— What you will do —
Your task is to reproduce the entries below word for word.

==== Records for the task ====

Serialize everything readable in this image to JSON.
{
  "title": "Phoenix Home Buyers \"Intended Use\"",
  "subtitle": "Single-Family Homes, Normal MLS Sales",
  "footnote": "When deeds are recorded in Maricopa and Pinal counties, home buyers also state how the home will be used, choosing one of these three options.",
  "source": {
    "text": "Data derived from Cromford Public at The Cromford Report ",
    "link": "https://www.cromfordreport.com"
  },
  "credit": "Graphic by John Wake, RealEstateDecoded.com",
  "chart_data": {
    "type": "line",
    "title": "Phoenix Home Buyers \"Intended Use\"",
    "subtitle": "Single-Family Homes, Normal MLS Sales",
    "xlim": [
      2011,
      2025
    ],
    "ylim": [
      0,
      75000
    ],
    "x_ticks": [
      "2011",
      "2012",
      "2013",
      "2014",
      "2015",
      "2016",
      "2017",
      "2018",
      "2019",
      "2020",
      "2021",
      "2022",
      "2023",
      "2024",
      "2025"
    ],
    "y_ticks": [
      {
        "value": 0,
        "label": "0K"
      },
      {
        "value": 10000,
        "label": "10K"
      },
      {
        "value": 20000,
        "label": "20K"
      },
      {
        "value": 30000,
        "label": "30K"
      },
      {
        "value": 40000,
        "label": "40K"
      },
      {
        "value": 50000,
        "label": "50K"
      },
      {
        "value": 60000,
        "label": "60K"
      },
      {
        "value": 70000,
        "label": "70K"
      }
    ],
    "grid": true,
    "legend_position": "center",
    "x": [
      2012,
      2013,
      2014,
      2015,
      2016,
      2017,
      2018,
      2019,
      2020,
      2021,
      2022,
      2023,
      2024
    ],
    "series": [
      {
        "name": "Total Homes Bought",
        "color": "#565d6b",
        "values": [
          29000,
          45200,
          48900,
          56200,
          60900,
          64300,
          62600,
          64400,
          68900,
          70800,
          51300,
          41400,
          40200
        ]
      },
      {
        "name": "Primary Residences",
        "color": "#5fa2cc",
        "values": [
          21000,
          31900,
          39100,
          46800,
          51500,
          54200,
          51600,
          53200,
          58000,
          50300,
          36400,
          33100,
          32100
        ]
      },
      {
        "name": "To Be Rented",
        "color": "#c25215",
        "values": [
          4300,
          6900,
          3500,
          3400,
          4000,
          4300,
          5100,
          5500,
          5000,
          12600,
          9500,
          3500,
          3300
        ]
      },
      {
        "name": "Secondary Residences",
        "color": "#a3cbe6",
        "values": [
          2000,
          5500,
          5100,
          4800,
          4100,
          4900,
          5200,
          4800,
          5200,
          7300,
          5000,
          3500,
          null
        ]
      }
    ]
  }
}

====

— Task result —
Serialize everything readable in this image to JSON.
{
  "title": "Phoenix Home Buyers \"Intended Use\"",
  "subtitle": "Single-Family Homes, Normal MLS Sales",
  "footnote": "When deeds are recorded in Maricopa and Pinal counties, home buyers also state how the home will be used, choosing one of these three options.",
  "source": {
    "text": "Data derived from Cromford Public at The Cromford Report ",
    "link": "https://www.cromfordreport.com"
  },
  "credit": "Graphic by John Wake, RealEstateDecoded.com",
  "chart_data": {
    "type": "line",
    "title": "Phoenix Home Buyers \"Intended Use\"",
    "subtitle": "Single-Family Homes, Normal MLS Sales",
    "xlim": [
      2011,
      2025
    ],
    "ylim": [
      0,
      75000
    ],
    "x_ticks": [
      "2011",
      "2012",
      "2013",
      "2014",
      "2015",
      "2016",
      "2017",
      "2018",
      "2019",
      "2020",
      "2021",
      "2022",
      "2023",
      "2024",
      "2025"
    ],
    "y_ticks": [
      {
        "value": 0,
        "label": "0K"
      },
      {
        "value": 10000,
        "label": "10K"
      },
      {
        "value": 20000,
        "label": "20K"
      },
      {
        "value": 30000,
        "label": "30K"
      },
      {
        "value": 40000,
        "label": "40K"
      },
      {
        "value": 50000,
        "label": "50K"
      },
      {
        "value": 60000,
        "label": "60K"
      },
      {
        "value": 70000,
        "label": "70K"
      }
    ],
    "grid": true,
    "legend_position": "center",
    "x": [
      2012,
      2013,
      2014,
      2015,
      2016,
      2017,
      2018,
      2019,
      2020,
      2021,
      2022,
      2023,
      2024
    ],
    "series": [
      {
        "name": "Total Homes Bought",
        "color": "#565d6b",
        "values": [
          29000,
          45200,
          48900,
          56200,
          60900,
          64300,
          62600,
          64400,
          68900,
          70800,
          51300,
          41400,
          40200
        ]
      },
      {
        "name": "Primary Residences",
        "color": "#5fa2cc",
        "values": [
          21000,
          31900,
          39100,
          46800,
          51500,
          54200,
          51600,
          53200,
          58000,
          50300,
          36400,
          33100,
          32100
        ]
      },
      {
        "name": "To Be Rented",
        "color": "#c25215",
        "values": [
          4300,
          6900,
          3500,
          3400,
          4000,
          4300,
          5100,
          5500,
          5000,
          12600,
          9500,
          3500,
          3300
        ]
      },
      {
        "name": "Secondary Residences",
        "color": "#a3cbe6",
        "values": [
          2000,
          5500,
          5100,
          4800,
          4100,
          4900,
          5200,
          4800,
          5200,
          7300,
          5000,
          3500,
          null
        ]
      }
    ]
  }
}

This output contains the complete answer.